Robert J. Thompson (November 30, 1937 – January 28, 2006) was an American politician from Pennsylvania who served as a Republican member of the Pennsylvania State Senate for the 19th district from 1995 to 2006.

Early life
Thompson was born in West Chester, Pennsylvania, to Joseph H. and Winifred Thompson.  He earned a degree in journalism from Penn State University in 1959. He then worked as a photographer for the Philadelphia Evening Bulletin, published in-house magazines for Electric Hose & Rubber Corp. in Wilmington and Lukens Steel Company, and Fidelity Bank. He was the founding director of the Chester County Chamber of Commerce.

Political career
Thompson served on the West Goshen Township Board of Supervisors from 1970 through 1976. In 1979, he was elected to the Chester County, Pennsylvania Board of Commissioners, a position he held until 1986.

State Senate elections
He was first elected to represent the 19th senatorial district in the Pennsylvania Senate in a special election held on November 7, 1995. The special election was triggered by the August resignation of incumbent Republican Earl Baker, with whom Thompson had previously served on the Chester County Board of Commissioners. Thompson defeated Democrat Sara Nichols (along with Libertarian candidate Thomas McGrady, Jr.) by a relatively narrow margin. Thompson's margin of victory was considered stunningly narrow by many political observers.

Page segmentation rows
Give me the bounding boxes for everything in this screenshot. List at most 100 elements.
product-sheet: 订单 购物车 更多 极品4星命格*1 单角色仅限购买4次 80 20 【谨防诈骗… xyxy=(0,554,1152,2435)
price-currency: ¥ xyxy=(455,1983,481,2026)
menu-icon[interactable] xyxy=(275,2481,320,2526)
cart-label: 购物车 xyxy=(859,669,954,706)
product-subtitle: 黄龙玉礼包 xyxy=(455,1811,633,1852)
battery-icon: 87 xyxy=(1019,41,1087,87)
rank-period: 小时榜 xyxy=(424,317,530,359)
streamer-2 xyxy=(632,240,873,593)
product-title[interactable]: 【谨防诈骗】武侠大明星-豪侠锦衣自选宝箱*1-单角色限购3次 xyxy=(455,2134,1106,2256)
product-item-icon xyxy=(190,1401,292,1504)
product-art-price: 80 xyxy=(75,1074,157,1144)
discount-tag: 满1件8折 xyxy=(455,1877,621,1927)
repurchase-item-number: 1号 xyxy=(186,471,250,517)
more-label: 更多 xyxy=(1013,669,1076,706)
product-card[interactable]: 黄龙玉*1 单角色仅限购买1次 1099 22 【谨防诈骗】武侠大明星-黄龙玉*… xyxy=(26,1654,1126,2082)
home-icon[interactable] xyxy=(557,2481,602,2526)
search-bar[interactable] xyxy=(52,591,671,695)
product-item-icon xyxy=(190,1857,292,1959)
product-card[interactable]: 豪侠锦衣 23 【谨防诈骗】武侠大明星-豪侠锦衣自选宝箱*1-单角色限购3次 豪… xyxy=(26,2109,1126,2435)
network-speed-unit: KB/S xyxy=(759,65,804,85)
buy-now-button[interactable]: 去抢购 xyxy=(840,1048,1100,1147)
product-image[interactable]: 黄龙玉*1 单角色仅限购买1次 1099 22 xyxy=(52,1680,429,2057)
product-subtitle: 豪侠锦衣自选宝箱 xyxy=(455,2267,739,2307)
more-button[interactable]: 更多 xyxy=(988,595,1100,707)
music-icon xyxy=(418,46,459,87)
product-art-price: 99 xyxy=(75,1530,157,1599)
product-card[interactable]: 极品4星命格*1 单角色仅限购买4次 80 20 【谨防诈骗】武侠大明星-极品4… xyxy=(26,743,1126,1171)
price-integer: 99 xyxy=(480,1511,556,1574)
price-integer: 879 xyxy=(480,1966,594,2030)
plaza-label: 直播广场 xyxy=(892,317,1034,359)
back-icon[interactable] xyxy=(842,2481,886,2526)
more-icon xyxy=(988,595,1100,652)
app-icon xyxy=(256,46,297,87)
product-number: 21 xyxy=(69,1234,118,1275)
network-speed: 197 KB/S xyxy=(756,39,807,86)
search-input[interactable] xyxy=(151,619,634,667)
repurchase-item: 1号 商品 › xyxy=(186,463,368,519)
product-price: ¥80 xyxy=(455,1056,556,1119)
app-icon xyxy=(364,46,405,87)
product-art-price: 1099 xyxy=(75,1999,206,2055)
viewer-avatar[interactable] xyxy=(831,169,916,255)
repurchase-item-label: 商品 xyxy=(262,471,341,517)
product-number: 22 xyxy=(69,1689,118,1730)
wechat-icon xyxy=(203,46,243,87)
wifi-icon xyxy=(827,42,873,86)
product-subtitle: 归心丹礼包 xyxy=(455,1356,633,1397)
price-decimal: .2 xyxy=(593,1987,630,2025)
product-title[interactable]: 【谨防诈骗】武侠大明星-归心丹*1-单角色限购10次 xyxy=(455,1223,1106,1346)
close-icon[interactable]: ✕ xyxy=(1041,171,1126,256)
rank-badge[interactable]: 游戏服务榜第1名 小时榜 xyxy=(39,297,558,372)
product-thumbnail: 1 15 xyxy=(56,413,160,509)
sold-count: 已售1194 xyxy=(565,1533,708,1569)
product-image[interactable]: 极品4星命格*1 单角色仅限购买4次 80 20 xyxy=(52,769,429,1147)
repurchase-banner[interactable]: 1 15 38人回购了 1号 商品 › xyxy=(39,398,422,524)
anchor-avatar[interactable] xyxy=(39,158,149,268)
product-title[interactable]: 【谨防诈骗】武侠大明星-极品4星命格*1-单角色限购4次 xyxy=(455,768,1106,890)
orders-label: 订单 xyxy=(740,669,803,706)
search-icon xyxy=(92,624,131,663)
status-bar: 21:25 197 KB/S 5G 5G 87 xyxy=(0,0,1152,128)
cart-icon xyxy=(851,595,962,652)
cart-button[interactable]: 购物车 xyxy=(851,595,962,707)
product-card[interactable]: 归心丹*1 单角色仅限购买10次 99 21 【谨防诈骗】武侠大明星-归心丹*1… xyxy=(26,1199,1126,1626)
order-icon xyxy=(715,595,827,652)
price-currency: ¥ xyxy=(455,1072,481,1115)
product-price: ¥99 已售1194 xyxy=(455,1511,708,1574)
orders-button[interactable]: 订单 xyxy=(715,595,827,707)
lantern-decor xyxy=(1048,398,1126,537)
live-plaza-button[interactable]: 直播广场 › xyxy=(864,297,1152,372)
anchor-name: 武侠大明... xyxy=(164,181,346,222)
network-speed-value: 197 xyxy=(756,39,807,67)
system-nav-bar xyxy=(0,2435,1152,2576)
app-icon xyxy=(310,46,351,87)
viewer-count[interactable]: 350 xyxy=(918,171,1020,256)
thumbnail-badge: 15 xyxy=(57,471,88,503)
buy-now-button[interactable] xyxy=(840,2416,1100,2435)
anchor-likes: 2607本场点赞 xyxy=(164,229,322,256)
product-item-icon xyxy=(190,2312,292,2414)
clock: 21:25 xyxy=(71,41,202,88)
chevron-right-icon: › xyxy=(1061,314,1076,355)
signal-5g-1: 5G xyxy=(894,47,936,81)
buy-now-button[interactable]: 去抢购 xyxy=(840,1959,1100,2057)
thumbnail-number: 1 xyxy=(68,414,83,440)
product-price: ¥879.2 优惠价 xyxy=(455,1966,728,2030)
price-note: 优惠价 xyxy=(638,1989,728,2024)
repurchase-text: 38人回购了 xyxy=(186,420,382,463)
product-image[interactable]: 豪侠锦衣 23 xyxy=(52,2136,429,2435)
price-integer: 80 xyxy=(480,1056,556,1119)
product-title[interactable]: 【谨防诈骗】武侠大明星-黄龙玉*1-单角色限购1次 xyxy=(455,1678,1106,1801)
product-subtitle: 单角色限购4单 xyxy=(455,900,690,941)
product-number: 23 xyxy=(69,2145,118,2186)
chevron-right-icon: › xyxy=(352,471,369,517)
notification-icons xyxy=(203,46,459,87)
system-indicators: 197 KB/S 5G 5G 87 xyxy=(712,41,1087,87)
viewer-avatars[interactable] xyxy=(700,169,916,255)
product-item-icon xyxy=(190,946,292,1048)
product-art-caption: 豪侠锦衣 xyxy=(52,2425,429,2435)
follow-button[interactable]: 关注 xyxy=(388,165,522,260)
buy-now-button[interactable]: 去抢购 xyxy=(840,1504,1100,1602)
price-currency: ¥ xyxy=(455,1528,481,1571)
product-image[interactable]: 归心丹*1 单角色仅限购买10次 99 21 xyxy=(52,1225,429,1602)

- TASKS:
1. According to the Robert J. Thompson biography, in what year did Thompson earn his journalism degree from Penn State University?
2. Carry the Robert J. Thompson biography on from its last sentence.
You can ignore the rows.

- ANSWERS:
1. 1959

2.
After filing paperwork to challenge Thompson once again the following year, this time for a full term, Nichols withdrew from the race and moved out of the area. By virtue of her stunningly strong showing in the special election, many observers expected the rematch to be close, but Nichols' withdrawal and move was prompted by her husband's acceptance of a position in the Los Angeles area. Democrats selected Downingtown area native and inventory planner Thomas Bosak as Nichols' replacement on the ballot. Thompson went on to defeat Bosak handily.

Thompson easily won election to a second full term in 2000, once again defeating Bosak by a wide margin. He was re-elected once again in 2004, this time without any Democratic opposition.

Later political career
Thompson was elected Majority Appropriations Chairman by the Senate Republican Caucus in 2001.  In 2003, The Pennsylvania Report named him to "The Pennsylvania Report Power 75" list of influential figures in Pennsylvania politics.

Death
He died on January 28, 2006, from pulmonary fibrosis at the Hospital of the University of Pennsylvania The ensuing special election triggered by his death was won by Democrat Andy Dinniman, who defeated Republican Carol Aichele in a stunning upset, becoming the first Democrat elected to represent Chester County in the state Senate since 1890.

Legacy
In 2012, a section of Pennsylvania Route 3 was named the Robert J. Thompson Highway in his honor.

References

External links
 official PA Senate website (archived)
 official Party website (archived)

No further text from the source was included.